____ Excerpted data
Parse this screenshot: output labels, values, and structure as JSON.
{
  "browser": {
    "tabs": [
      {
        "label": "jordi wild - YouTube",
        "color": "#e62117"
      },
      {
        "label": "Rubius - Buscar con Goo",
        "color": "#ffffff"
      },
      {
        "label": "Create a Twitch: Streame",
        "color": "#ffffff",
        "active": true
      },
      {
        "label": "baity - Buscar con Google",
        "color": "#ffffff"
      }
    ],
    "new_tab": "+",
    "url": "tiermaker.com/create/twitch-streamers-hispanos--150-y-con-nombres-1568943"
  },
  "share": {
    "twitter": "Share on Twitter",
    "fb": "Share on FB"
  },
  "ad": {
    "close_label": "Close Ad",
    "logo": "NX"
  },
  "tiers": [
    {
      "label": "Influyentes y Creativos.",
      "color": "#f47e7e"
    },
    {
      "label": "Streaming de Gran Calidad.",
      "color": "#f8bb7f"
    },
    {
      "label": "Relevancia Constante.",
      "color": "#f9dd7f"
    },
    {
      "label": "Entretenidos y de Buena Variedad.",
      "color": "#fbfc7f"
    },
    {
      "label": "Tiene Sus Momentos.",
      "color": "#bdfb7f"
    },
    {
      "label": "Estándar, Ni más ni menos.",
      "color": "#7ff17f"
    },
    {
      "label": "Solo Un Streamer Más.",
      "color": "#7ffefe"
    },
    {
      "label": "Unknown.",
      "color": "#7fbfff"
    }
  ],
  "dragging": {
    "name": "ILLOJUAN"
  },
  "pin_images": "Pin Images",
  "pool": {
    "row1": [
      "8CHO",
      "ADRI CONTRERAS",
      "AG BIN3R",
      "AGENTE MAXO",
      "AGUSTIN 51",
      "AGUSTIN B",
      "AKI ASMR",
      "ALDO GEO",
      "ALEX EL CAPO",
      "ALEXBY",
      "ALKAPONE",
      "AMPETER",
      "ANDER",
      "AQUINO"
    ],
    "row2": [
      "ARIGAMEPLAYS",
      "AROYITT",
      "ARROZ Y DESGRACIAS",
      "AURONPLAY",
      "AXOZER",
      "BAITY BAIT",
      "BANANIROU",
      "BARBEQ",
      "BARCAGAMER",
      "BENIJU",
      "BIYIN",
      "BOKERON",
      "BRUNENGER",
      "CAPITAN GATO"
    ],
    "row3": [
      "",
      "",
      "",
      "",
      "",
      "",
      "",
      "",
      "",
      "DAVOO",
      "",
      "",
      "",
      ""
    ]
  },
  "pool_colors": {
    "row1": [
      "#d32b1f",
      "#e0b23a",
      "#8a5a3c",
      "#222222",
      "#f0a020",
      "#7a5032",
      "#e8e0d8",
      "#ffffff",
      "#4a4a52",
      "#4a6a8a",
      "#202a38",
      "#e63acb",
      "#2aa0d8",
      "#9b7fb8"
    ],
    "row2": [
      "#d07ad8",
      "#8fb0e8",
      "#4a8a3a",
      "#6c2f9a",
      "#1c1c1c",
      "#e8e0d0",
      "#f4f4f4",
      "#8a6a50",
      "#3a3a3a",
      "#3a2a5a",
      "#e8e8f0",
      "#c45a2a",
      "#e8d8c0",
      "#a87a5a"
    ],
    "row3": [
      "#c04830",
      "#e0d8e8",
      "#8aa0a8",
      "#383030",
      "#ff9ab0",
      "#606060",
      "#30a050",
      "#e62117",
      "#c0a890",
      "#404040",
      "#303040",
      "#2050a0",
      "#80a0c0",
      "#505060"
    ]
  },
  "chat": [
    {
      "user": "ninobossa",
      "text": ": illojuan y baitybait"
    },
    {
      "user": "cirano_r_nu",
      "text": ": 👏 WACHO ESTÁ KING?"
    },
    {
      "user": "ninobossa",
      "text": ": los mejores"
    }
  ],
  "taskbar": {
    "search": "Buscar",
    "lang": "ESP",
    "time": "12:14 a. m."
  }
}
________
## Goal
Gather all lines of the records that include the word "text".

## Solution
      "text": ": illojuan y baitybait"
      "text": ": 👏 WACHO ESTÁ KING?"
      "text": ": los mejores"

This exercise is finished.